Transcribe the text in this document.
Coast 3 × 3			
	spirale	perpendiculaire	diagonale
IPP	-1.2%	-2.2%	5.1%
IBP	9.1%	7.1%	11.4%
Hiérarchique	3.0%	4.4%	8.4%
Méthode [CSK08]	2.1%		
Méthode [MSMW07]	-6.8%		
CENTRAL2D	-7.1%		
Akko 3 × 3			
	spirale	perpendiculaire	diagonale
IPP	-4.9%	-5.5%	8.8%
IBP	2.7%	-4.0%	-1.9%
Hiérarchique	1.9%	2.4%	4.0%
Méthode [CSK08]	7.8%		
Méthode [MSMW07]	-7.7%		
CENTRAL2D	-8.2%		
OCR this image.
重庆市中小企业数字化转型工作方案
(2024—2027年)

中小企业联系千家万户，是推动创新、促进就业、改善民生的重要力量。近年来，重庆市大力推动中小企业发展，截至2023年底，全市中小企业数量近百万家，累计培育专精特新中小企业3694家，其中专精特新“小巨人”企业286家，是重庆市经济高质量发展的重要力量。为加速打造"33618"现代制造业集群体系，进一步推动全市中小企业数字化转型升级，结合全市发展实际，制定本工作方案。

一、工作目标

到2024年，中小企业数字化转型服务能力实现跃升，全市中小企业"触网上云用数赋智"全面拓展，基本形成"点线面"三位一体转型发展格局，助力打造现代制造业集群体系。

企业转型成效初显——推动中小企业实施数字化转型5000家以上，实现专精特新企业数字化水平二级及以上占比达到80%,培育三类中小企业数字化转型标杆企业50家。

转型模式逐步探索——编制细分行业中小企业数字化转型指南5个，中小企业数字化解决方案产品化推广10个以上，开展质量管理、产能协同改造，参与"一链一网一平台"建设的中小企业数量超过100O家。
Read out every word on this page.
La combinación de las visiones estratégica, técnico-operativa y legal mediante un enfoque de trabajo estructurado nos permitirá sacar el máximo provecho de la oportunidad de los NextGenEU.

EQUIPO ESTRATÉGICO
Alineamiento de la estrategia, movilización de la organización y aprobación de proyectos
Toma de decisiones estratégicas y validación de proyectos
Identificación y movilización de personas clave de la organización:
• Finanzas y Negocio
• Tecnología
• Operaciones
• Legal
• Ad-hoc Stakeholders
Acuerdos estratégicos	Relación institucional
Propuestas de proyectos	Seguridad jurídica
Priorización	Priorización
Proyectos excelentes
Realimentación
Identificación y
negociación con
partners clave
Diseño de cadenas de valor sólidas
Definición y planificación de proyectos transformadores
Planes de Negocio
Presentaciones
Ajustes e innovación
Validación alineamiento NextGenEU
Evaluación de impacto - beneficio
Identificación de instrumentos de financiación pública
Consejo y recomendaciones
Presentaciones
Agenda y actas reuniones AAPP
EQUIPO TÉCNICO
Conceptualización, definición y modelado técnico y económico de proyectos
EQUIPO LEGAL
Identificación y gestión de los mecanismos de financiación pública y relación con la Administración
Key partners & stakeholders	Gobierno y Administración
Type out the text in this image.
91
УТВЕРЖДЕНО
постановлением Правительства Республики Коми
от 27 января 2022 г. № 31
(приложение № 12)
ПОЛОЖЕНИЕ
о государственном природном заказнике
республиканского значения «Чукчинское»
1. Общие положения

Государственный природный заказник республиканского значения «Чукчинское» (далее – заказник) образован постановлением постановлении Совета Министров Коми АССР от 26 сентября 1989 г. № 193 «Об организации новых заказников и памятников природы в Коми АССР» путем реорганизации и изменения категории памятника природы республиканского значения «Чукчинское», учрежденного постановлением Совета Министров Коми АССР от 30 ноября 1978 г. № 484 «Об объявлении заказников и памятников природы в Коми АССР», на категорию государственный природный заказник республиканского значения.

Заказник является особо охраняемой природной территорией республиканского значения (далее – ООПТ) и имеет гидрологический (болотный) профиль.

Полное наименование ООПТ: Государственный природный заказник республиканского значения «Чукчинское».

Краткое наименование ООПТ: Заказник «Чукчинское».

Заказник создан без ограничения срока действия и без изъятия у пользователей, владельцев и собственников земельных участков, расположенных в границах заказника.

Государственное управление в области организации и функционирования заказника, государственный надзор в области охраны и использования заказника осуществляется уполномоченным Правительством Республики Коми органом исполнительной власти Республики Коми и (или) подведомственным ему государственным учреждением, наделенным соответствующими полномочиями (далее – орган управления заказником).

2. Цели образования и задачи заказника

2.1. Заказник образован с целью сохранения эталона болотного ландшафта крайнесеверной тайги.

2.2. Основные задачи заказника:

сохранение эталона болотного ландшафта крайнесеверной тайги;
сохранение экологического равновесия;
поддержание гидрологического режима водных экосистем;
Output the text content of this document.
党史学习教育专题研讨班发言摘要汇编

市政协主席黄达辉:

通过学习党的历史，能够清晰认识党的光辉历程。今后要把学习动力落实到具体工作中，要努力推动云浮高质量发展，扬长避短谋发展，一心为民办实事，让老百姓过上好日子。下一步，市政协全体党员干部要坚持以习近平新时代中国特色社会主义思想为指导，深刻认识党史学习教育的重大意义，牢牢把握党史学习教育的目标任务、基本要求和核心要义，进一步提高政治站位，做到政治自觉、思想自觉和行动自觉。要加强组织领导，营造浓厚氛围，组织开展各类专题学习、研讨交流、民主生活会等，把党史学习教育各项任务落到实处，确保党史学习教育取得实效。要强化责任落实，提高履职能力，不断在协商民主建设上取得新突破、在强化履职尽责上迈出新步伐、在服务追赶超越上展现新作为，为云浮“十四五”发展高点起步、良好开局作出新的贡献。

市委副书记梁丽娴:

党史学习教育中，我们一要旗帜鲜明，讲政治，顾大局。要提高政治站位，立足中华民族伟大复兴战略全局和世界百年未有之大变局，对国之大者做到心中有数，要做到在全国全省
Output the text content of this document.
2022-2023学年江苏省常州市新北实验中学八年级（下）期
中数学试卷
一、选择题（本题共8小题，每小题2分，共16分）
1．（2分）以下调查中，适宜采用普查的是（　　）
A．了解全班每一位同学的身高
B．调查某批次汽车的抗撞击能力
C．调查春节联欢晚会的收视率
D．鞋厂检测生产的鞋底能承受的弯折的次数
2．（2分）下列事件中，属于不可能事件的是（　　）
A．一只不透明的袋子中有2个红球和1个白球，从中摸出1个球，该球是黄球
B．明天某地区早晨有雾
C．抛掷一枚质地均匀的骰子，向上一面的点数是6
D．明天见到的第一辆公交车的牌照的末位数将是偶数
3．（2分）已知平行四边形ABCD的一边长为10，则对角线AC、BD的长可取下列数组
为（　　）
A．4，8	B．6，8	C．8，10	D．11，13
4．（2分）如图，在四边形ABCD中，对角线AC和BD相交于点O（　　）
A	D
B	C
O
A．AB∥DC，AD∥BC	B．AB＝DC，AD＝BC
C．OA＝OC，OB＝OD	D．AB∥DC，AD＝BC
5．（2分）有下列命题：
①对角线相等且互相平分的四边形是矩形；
☆ ☆ ☆
--- What is expected ---
Every entry should be output exactly as written, please.

--- The reply ---
Transcribe the text in this document.
Coast 3 × 3			
	spirale	perpendiculaire	diagonale
IPP	-1.2%	-2.2%	5.1%
IBP	9.1%	7.1%	11.4%
Hiérarchique	3.0%	4.4%	8.4%
Méthode [CSK08]	2.1%		
Méthode [MSMW07]	-6.8%		
CENTRAL2D	-7.1%		
Akko 3 × 3			
	spirale	perpendiculaire	diagonale
IPP	-4.9%	-5.5%	8.8%
IBP	2.7%	-4.0%	-1.9%
Hiérarchique	1.9%	2.4%	4.0%
Méthode [CSK08]	7.8%		
Méthode [MSMW07]	-7.7%		
CENTRAL2D	-8.2%		
OCR this image.
重庆市中小企业数字化转型工作方案
(2024—2027年)

中小企业联系千家万户，是推动创新、促进就业、改善民生的重要力量。近年来，重庆市大力推动中小企业发展，截至2023年底，全市中小企业数量近百万家，累计培育专精特新中小企业3694家，其中专精特新“小巨人”企业286家，是重庆市经济高质量发展的重要力量。为加速打造"33618"现代制造业集群体系，进一步推动全市中小企业数字化转型升级，结合全市发展实际，制定本工作方案。

一、工作目标

到2024年，中小企业数字化转型服务能力实现跃升，全市中小企业"触网上云用数赋智"全面拓展，基本形成"点线面"三位一体转型发展格局，助力打造现代制造业集群体系。

企业转型成效初显——推动中小企业实施数字化转型5000家以上，实现专精特新企业数字化水平二级及以上占比达到80%,培育三类中小企业数字化转型标杆企业50家。

转型模式逐步探索——编制细分行业中小企业数字化转型指南5个，中小企业数字化解决方案产品化推广10个以上，开展质量管理、产能协同改造，参与"一链一网一平台"建设的中小企业数量超过100O家。
Read out every word on this page.
La combinación de las visiones estratégica, técnico-operativa y legal mediante un enfoque de trabajo estructurado nos permitirá sacar el máximo provecho de la oportunidad de los NextGenEU.

EQUIPO ESTRATÉGICO
Alineamiento de la estrategia, movilización de la organización y aprobación de proyectos
Toma de decisiones estratégicas y validación de proyectos
Identificación y movilización de personas clave de la organización:
• Finanzas y Negocio
• Tecnología
• Operaciones
• Legal
• Ad-hoc Stakeholders
Acuerdos estratégicos	Relación institucional
Propuestas de proyectos	Seguridad jurídica
Priorización	Priorización
Proyectos excelentes
Realimentación
Identificación y
negociación con
partners clave
Diseño de cadenas de valor sólidas
Definición y planificación de proyectos transformadores
Planes de Negocio
Presentaciones
Ajustes e innovación
Validación alineamiento NextGenEU
Evaluación de impacto - beneficio
Identificación de instrumentos de financiación pública
Consejo y recomendaciones
Presentaciones
Agenda y actas reuniones AAPP
EQUIPO TÉCNICO
Conceptualización, definición y modelado técnico y económico de proyectos
EQUIPO LEGAL
Identificación y gestión de los mecanismos de financiación pública y relación con la Administración
Key partners & stakeholders	Gobierno y Administración
Type out the text in this image.
91
УТВЕРЖДЕНО
постановлением Правительства Республики Коми
от 27 января 2022 г. № 31
(приложение № 12)
ПОЛОЖЕНИЕ
о государственном природном заказнике
республиканского значения «Чукчинское»
1. Общие положения

Государственный природный заказник республиканского значения «Чукчинское» (далее – заказник) образован постановлением постановлении Совета Министров Коми АССР от 26 сентября 1989 г. № 193 «Об организации новых заказников и памятников природы в Коми АССР» путем реорганизации и изменения категории памятника природы республиканского значения «Чукчинское», учрежденного постановлением Совета Министров Коми АССР от 30 ноября 1978 г. № 484 «Об объявлении заказников и памятников природы в Коми АССР», на категорию государственный природный заказник республиканского значения.

Заказник является особо охраняемой природной территорией республиканского значения (далее – ООПТ) и имеет гидрологический (болотный) профиль.

Полное наименование ООПТ: Государственный природный заказник республиканского значения «Чукчинское».

Краткое наименование ООПТ: Заказник «Чукчинское».

Заказник создан без ограничения срока действия и без изъятия у пользователей, владельцев и собственников земельных участков, расположенных в границах заказника.

Государственное управление в области организации и функционирования заказника, государственный надзор в области охраны и использования заказника осуществляется уполномоченным Правительством Республики Коми органом исполнительной власти Республики Коми и (или) подведомственным ему государственным учреждением, наделенным соответствующими полномочиями (далее – орган управления заказником).

2. Цели образования и задачи заказника

2.1. Заказник образован с целью сохранения эталона болотного ландшафта крайнесеверной тайги.

2.2. Основные задачи заказника:

сохранение эталона болотного ландшафта крайнесеверной тайги;
сохранение экологического равновесия;
поддержание гидрологического режима водных экосистем;
Output the text content of this document.
党史学习教育专题研讨班发言摘要汇编

市政协主席黄达辉:

通过学习党的历史，能够清晰认识党的光辉历程。今后要把学习动力落实到具体工作中，要努力推动云浮高质量发展，扬长避短谋发展，一心为民办实事，让老百姓过上好日子。下一步，市政协全体党员干部要坚持以习近平新时代中国特色社会主义思想为指导，深刻认识党史学习教育的重大意义，牢牢把握党史学习教育的目标任务、基本要求和核心要义，进一步提高政治站位，做到政治自觉、思想自觉和行动自觉。要加强组织领导，营造浓厚氛围，组织开展各类专题学习、研讨交流、民主生活会等，把党史学习教育各项任务落到实处，确保党史学习教育取得实效。要强化责任落实，提高履职能力，不断在协商民主建设上取得新突破、在强化履职尽责上迈出新步伐、在服务追赶超越上展现新作为，为云浮“十四五”发展高点起步、良好开局作出新的贡献。

市委副书记梁丽娴:

党史学习教育中，我们一要旗帜鲜明，讲政治，顾大局。要提高政治站位，立足中华民族伟大复兴战略全局和世界百年未有之大变局，对国之大者做到心中有数，要做到在全国全省
Output the text content of this document.
2022-2023学年江苏省常州市新北实验中学八年级（下）期
中数学试卷
一、选择题（本题共8小题，每小题2分，共16分）
1．（2分）以下调查中，适宜采用普查的是（　　）
A．了解全班每一位同学的身高
B．调查某批次汽车的抗撞击能力
C．调查春节联欢晚会的收视率
D．鞋厂检测生产的鞋底能承受的弯折的次数
2．（2分）下列事件中，属于不可能事件的是（　　）
A．一只不透明的袋子中有2个红球和1个白球，从中摸出1个球，该球是黄球
B．明天某地区早晨有雾
C．抛掷一枚质地均匀的骰子，向上一面的点数是6
D．明天见到的第一辆公交车的牌照的末位数将是偶数
3．（2分）已知平行四边形ABCD的一边长为10，则对角线AC、BD的长可取下列数组
为（　　）
A．4，8	B．6，8	C．8，10	D．11，13
4．（2分）如图，在四边形ABCD中，对角线AC和BD相交于点O（　　）
A	D
B	C
O
A．AB∥DC，AD∥BC	B．AB＝DC，AD＝BC
C．OA＝OC，OB＝OD	D．AB∥DC，AD＝BC
5．（2分）有下列命题：
①对角线相等且互相平分的四边形是矩形；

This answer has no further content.